■ What you need to do
Copy every line in which the string "this" occurs.
** start Recorded data **
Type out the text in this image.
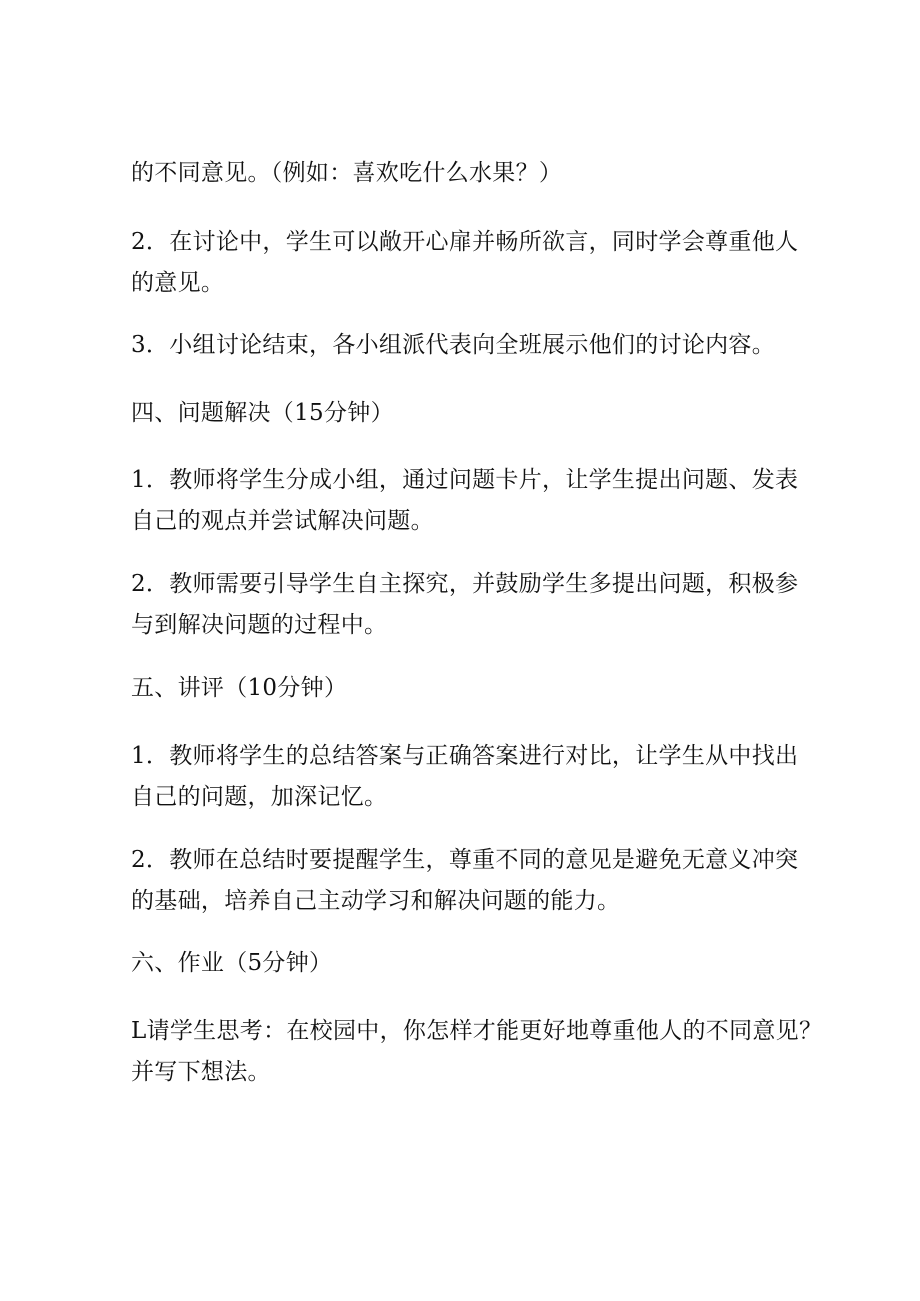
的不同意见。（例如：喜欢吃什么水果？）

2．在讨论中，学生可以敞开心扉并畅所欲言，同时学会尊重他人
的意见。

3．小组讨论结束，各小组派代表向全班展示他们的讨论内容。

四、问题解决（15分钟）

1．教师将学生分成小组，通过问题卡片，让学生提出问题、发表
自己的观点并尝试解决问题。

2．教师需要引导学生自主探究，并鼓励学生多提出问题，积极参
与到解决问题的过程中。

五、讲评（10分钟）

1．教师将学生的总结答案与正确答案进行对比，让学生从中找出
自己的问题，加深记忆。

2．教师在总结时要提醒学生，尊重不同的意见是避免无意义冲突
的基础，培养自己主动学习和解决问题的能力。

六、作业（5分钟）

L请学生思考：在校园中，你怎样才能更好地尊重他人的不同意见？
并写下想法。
** end Recorded data **
** start Recorded data **
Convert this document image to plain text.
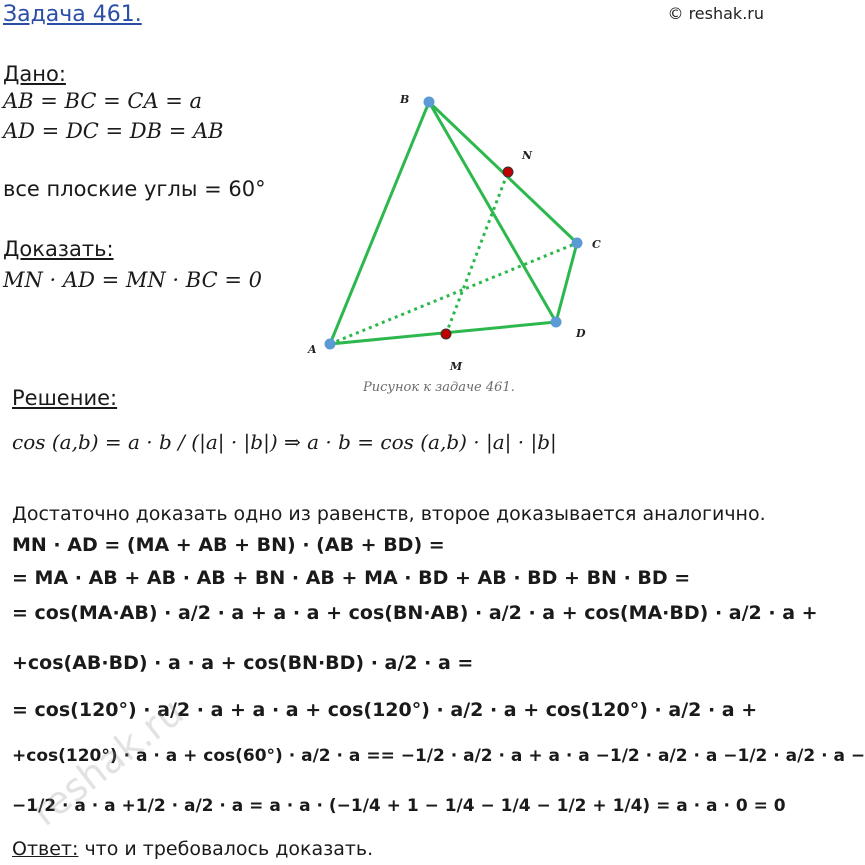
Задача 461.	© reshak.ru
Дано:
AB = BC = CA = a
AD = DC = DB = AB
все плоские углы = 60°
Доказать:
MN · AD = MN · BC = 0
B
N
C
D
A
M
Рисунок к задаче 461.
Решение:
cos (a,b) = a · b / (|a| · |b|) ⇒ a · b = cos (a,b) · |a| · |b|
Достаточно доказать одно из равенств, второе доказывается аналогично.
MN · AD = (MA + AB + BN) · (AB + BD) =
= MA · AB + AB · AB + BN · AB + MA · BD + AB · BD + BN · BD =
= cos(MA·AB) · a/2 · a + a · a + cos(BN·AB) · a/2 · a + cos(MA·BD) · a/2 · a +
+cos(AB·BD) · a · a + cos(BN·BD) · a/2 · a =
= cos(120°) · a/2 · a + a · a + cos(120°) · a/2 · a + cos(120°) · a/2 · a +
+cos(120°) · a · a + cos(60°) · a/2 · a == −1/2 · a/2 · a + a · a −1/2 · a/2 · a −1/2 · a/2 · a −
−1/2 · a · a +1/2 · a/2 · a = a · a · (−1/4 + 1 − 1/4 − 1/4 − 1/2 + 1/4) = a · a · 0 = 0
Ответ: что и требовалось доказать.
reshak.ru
** end Recorded data **
■ The output
Type out the text in this image.
Convert this document image to plain text.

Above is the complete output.